EXERCISE GOAL:
Copy out all of the data below with no alterations.
•••••
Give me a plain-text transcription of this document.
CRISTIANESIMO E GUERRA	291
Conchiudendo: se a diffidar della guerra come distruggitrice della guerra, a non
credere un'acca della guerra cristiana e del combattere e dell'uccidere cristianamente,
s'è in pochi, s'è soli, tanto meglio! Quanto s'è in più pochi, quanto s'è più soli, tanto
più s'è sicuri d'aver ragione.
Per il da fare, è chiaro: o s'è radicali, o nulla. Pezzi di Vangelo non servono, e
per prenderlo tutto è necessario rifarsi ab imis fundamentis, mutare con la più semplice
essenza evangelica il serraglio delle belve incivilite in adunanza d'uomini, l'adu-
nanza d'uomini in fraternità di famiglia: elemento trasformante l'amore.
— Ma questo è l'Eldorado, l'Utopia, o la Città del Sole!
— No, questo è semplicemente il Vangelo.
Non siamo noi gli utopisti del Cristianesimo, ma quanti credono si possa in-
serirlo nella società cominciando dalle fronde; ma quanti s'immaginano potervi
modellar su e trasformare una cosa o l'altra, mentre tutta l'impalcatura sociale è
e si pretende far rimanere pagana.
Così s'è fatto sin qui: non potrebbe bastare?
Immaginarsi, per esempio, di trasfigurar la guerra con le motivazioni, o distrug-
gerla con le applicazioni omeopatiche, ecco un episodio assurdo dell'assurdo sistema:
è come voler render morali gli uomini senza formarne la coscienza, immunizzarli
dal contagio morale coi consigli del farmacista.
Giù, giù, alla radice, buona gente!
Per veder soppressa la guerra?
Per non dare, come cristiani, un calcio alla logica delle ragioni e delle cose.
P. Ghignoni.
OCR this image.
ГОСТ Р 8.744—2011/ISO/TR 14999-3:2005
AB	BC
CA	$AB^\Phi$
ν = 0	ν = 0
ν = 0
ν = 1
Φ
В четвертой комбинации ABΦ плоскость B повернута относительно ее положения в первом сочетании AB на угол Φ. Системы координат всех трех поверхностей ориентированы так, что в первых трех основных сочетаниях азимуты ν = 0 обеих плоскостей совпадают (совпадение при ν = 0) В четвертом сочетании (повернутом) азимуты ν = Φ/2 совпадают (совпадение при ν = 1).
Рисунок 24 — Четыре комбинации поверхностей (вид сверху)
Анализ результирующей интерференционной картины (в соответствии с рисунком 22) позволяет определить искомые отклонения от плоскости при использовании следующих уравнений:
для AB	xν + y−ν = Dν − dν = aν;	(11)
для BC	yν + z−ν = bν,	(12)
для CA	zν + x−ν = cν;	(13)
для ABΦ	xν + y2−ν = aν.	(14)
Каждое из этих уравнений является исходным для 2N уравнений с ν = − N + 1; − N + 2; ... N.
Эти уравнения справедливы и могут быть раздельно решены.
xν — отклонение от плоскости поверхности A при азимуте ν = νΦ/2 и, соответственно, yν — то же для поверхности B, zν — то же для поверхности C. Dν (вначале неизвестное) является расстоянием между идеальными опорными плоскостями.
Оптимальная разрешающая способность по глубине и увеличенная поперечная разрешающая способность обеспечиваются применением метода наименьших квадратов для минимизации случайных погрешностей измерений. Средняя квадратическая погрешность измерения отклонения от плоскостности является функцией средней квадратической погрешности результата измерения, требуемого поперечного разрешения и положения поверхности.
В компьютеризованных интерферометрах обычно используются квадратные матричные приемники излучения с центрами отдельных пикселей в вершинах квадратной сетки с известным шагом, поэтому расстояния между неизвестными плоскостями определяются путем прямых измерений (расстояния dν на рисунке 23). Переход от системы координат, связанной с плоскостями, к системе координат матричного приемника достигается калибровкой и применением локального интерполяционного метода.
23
•••••
EXPECTED OUTPUT:
Give me a plain-text transcription of this document.
CRISTIANESIMO E GUERRA	291
Conchiudendo: se a diffidar della guerra come distruggitrice della guerra, a non
credere un'acca della guerra cristiana e del combattere e dell'uccidere cristianamente,
s'è in pochi, s'è soli, tanto meglio! Quanto s'è in più pochi, quanto s'è più soli, tanto
più s'è sicuri d'aver ragione.
Per il da fare, è chiaro: o s'è radicali, o nulla. Pezzi di Vangelo non servono, e
per prenderlo tutto è necessario rifarsi ab imis fundamentis, mutare con la più semplice
essenza evangelica il serraglio delle belve incivilite in adunanza d'uomini, l'adu-
nanza d'uomini in fraternità di famiglia: elemento trasformante l'amore.
— Ma questo è l'Eldorado, l'Utopia, o la Città del Sole!
— No, questo è semplicemente il Vangelo.
Non siamo noi gli utopisti del Cristianesimo, ma quanti credono si possa in-
serirlo nella società cominciando dalle fronde; ma quanti s'immaginano potervi
modellar su e trasformare una cosa o l'altra, mentre tutta l'impalcatura sociale è
e si pretende far rimanere pagana.
Così s'è fatto sin qui: non potrebbe bastare?
Immaginarsi, per esempio, di trasfigurar la guerra con le motivazioni, o distrug-
gerla con le applicazioni omeopatiche, ecco un episodio assurdo dell'assurdo sistema:
è come voler render morali gli uomini senza formarne la coscienza, immunizzarli
dal contagio morale coi consigli del farmacista.
Giù, giù, alla radice, buona gente!
Per veder soppressa la guerra?
Per non dare, come cristiani, un calcio alla logica delle ragioni e delle cose.
P. Ghignoni.
OCR this image.
ГОСТ Р 8.744—2011/ISO/TR 14999-3:2005
AB	BC
CA	$AB^\Phi$
ν = 0	ν = 0
ν = 0
ν = 1
Φ
В четвертой комбинации ABΦ плоскость B повернута относительно ее положения в первом сочетании AB на угол Φ. Системы координат всех трех поверхностей ориентированы так, что в первых трех основных сочетаниях азимуты ν = 0 обеих плоскостей совпадают (совпадение при ν = 0) В четвертом сочетании (повернутом) азимуты ν = Φ/2 совпадают (совпадение при ν = 1).
Рисунок 24 — Четыре комбинации поверхностей (вид сверху)
Анализ результирующей интерференционной картины (в соответствии с рисунком 22) позволяет определить искомые отклонения от плоскости при использовании следующих уравнений:
для AB	xν + y−ν = Dν − dν = aν;	(11)
для BC	yν + z−ν = bν,	(12)
для CA	zν + x−ν = cν;	(13)
для ABΦ	xν + y2−ν = aν.	(14)
Каждое из этих уравнений является исходным для 2N уравнений с ν = − N + 1; − N + 2; ... N.
Эти уравнения справедливы и могут быть раздельно решены.
xν — отклонение от плоскости поверхности A при азимуте ν = νΦ/2 и, соответственно, yν — то же для поверхности B, zν — то же для поверхности C. Dν (вначале неизвестное) является расстоянием между идеальными опорными плоскостями.
Оптимальная разрешающая способность по глубине и увеличенная поперечная разрешающая способность обеспечиваются применением метода наименьших квадратов для минимизации случайных погрешностей измерений. Средняя квадратическая погрешность измерения отклонения от плоскостности является функцией средней квадратической погрешности результата измерения, требуемого поперечного разрешения и положения поверхности.
В компьютеризованных интерферометрах обычно используются квадратные матричные приемники излучения с центрами отдельных пикселей в вершинах квадратной сетки с известным шагом, поэтому расстояния между неизвестными плоскостями определяются путем прямых измерений (расстояния dν на рисунке 23). Переход от системы координат, связанной с плоскостями, к системе координат матричного приемника достигается калибровкой и применением локального интерполяционного метода.
23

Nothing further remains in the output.